Transcribe every entry word for word. Skip the pictures.
⟨
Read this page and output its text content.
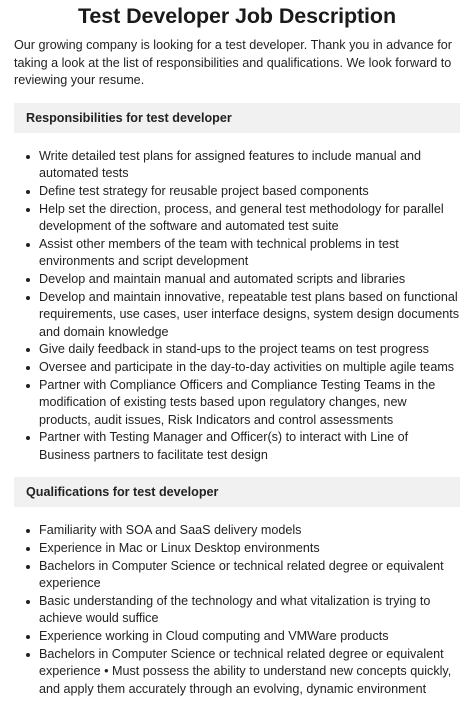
Test Developer Job Description

Our growing company is looking for a test developer. Thank you in advance for taking a look at the list of responsibilities and qualifications. We look forward to reviewing your resume.

Responsibilities for test developer
Write detailed test plans for assigned features to include manual and automated tests
Define test strategy for reusable project based components
Help set the direction, process, and general test methodology for parallel development of the software and automated test suite
Assist other members of the team with technical problems in test environments and script development
Develop and maintain manual and automated scripts and libraries
Develop and maintain innovative, repeatable test plans based on functional requirements, use cases, user interface designs, system design documents and domain knowledge
Give daily feedback in stand-ups to the project teams on test progress
Oversee and participate in the day-to-day activities on multiple agile teams
Partner with Compliance Officers and Compliance Testing Teams in the modification of existing tests based upon regulatory changes, new products, audit issues, Risk Indicators and control assessments
Partner with Testing Manager and Officer(s) to interact with Line of Business partners to facilitate test design
Qualifications for test developer
Familiarity with SOA and SaaS delivery models
Experience in Mac or Linux Desktop environments
Bachelors in Computer Science or technical related degree or equivalent experience
Basic understanding of the technology and what vitalization is trying to achieve would suffice
Experience working in Cloud computing and VMWare products
Bachelors in Computer Science or technical related degree or equivalent experience • Must possess the ability to understand new concepts quickly, and apply them accurately through an evolving, dynamic environment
⟩
Problem solution:
Read this page and output its text content.
Test Developer Job Description

Our growing company is looking for a test developer. Thank you in advance for taking a look at the list of responsibilities and qualifications. We look forward to reviewing your resume.

Responsibilities for test developer
Write detailed test plans for assigned features to include manual and automated tests
Define test strategy for reusable project based components
Help set the direction, process, and general test methodology for parallel development of the software and automated test suite
Assist other members of the team with technical problems in test environments and script development
Develop and maintain manual and automated scripts and libraries
Develop and maintain innovative, repeatable test plans based on functional requirements, use cases, user interface designs, system design documents and domain knowledge
Give daily feedback in stand-ups to the project teams on test progress
Oversee and participate in the day-to-day activities on multiple agile teams
Partner with Compliance Officers and Compliance Testing Teams in the modification of existing tests based upon regulatory changes, new products, audit issues, Risk Indicators and control assessments
Partner with Testing Manager and Officer(s) to interact with Line of Business partners to facilitate test design
Qualifications for test developer
Familiarity with SOA and SaaS delivery models
Experience in Mac or Linux Desktop environments
Bachelors in Computer Science or technical related degree or equivalent experience
Basic understanding of the technology and what vitalization is trying to achieve would suffice
Experience working in Cloud computing and VMWare products
Bachelors in Computer Science or technical related degree or equivalent experience • Must possess the ability to understand new concepts quickly, and apply them accurately through an evolving, dynamic environment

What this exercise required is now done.